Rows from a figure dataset
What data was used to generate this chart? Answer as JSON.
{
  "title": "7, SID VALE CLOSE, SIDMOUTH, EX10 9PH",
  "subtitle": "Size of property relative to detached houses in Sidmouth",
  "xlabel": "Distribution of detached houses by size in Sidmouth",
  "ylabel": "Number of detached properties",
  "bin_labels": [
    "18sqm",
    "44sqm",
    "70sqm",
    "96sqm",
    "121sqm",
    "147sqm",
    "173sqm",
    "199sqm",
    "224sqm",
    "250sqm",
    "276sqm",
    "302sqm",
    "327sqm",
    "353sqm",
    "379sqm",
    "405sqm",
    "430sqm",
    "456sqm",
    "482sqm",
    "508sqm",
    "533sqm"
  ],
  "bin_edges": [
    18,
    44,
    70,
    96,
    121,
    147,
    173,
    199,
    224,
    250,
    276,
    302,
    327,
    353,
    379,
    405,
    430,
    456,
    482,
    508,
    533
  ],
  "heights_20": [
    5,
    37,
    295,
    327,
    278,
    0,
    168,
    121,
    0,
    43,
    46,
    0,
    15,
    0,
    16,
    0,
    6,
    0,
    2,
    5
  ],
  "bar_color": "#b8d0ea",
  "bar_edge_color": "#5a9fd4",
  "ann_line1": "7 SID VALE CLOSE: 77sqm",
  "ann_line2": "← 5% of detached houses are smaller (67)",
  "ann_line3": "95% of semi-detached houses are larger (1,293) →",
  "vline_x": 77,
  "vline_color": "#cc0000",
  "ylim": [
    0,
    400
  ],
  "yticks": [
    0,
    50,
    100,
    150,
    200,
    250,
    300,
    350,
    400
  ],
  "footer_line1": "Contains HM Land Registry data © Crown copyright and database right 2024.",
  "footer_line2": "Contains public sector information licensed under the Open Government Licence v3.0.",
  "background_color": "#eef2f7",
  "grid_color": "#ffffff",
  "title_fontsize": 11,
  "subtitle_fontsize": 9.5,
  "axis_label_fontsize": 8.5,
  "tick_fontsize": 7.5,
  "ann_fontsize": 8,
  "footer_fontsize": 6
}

Task goal ::
Make an exact copy of every line in the data.

Solution below ::
What data was used to generate this chart? Answer as JSON.
{
  "title": "7, SID VALE CLOSE, SIDMOUTH, EX10 9PH",
  "subtitle": "Size of property relative to detached houses in Sidmouth",
  "xlabel": "Distribution of detached houses by size in Sidmouth",
  "ylabel": "Number of detached properties",
  "bin_labels": [
    "18sqm",
    "44sqm",
    "70sqm",
    "96sqm",
    "121sqm",
    "147sqm",
    "173sqm",
    "199sqm",
    "224sqm",
    "250sqm",
    "276sqm",
    "302sqm",
    "327sqm",
    "353sqm",
    "379sqm",
    "405sqm",
    "430sqm",
    "456sqm",
    "482sqm",
    "508sqm",
    "533sqm"
  ],
  "bin_edges": [
    18,
    44,
    70,
    96,
    121,
    147,
    173,
    199,
    224,
    250,
    276,
    302,
    327,
    353,
    379,
    405,
    430,
    456,
    482,
    508,
    533
  ],
  "heights_20": [
    5,
    37,
    295,
    327,
    278,
    0,
    168,
    121,
    0,
    43,
    46,
    0,
    15,
    0,
    16,
    0,
    6,
    0,
    2,
    5
  ],
  "bar_color": "#b8d0ea",
  "bar_edge_color": "#5a9fd4",
  "ann_line1": "7 SID VALE CLOSE: 77sqm",
  "ann_line2": "← 5% of detached houses are smaller (67)",
  "ann_line3": "95% of semi-detached houses are larger (1,293) →",
  "vline_x": 77,
  "vline_color": "#cc0000",
  "ylim": [
    0,
    400
  ],
  "yticks": [
    0,
    50,
    100,
    150,
    200,
    250,
    300,
    350,
    400
  ],
  "footer_line1": "Contains HM Land Registry data © Crown copyright and database right 2024.",
  "footer_line2": "Contains public sector information licensed under the Open Government Licence v3.0.",
  "background_color": "#eef2f7",
  "grid_color": "#ffffff",
  "title_fontsize": 11,
  "subtitle_fontsize": 9.5,
  "axis_label_fontsize": 8.5,
  "tick_fontsize": 7.5,
  "ann_fontsize": 8,
  "footer_fontsize": 6
}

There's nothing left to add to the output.